◆ Written task
Pull out every line below that contains the string "south", matching case exactly.

· · · · · · ·

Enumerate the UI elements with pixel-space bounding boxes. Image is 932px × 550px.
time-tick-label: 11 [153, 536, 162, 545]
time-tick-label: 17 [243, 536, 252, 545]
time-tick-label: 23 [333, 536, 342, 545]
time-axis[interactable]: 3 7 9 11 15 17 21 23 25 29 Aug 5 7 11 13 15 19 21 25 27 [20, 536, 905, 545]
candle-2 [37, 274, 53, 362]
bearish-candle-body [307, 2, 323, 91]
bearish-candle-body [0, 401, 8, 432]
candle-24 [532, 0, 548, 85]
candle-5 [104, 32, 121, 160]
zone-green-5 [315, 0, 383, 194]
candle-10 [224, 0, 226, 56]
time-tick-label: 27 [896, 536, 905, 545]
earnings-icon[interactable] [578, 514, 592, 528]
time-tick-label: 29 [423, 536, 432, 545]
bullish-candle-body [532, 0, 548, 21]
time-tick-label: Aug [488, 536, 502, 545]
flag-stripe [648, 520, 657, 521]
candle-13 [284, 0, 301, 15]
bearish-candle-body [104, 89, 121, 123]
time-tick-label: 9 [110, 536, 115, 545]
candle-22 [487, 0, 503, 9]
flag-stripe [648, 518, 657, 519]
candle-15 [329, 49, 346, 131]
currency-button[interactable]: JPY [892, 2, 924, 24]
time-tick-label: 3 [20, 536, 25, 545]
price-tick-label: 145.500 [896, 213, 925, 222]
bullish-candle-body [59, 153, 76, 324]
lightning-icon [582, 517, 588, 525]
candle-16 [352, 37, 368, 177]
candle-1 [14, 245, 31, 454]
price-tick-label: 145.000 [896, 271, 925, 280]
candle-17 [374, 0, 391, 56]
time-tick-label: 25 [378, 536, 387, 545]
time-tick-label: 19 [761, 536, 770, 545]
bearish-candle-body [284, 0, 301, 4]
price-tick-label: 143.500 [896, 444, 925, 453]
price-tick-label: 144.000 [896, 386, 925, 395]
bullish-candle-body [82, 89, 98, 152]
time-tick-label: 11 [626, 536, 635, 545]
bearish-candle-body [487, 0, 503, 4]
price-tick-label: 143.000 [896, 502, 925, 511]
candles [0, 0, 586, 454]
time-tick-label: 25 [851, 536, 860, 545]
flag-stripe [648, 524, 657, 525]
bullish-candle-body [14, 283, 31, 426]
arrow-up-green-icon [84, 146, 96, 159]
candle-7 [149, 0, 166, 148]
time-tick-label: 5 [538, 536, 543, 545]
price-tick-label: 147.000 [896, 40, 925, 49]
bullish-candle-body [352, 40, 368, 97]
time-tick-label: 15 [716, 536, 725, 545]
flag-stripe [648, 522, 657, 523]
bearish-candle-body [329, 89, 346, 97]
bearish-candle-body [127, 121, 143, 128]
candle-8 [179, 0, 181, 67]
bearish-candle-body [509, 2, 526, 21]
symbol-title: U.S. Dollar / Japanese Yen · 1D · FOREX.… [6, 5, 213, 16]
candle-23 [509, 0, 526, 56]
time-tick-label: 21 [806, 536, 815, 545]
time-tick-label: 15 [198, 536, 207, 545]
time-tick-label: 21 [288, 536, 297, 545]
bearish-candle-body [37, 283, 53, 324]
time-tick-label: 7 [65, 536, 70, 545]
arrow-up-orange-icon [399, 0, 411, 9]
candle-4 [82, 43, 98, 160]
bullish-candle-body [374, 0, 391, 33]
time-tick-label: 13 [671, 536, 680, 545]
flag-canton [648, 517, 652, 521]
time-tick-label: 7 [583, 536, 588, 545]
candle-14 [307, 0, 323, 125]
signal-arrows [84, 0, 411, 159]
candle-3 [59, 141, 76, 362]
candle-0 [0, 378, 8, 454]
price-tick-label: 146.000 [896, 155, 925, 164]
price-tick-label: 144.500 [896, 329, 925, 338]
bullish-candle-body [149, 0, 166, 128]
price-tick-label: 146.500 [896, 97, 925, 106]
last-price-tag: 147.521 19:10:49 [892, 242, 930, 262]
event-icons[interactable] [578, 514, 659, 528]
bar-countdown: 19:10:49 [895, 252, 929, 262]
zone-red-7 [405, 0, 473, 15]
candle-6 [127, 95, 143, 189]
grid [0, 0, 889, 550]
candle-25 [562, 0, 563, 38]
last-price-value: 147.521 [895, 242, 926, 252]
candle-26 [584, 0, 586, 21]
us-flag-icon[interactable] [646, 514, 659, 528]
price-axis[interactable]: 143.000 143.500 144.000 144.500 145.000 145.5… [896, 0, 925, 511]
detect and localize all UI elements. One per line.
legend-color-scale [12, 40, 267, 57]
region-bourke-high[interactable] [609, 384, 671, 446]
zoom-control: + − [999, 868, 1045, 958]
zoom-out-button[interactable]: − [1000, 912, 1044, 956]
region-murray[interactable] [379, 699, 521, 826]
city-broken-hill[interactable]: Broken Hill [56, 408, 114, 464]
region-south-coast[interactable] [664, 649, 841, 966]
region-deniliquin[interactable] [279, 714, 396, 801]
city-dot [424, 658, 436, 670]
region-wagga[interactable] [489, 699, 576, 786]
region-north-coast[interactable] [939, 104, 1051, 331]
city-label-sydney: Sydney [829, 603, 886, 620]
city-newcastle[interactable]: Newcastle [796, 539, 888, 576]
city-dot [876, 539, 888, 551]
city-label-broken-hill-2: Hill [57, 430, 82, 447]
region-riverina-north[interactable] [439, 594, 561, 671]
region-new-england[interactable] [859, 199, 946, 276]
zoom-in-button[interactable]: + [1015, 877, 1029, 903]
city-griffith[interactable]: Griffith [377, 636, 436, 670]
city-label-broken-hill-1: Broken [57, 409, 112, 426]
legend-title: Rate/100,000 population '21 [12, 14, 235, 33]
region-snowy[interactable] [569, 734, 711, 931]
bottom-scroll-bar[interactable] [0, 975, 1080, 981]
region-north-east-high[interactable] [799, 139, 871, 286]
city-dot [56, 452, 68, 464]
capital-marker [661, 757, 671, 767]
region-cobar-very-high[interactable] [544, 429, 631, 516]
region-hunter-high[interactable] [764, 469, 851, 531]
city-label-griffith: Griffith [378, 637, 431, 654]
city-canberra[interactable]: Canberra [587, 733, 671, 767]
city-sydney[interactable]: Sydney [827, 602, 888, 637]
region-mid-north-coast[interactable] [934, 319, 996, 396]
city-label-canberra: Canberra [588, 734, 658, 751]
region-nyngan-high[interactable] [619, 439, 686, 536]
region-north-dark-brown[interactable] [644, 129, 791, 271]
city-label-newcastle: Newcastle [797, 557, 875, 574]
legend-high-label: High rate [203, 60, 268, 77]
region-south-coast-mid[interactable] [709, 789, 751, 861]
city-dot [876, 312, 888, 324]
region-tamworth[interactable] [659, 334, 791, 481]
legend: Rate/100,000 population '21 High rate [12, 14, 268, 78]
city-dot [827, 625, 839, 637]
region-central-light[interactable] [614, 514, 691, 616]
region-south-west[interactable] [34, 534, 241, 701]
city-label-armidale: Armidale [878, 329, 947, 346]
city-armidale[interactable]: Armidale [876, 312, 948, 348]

· · · · · · ·

◆ Correct answer
region-south-coast[interactable] [664, 649, 841, 966]
region-south-coast-mid[interactable] [709, 789, 751, 861]
region-south-west[interactable] [34, 534, 241, 701]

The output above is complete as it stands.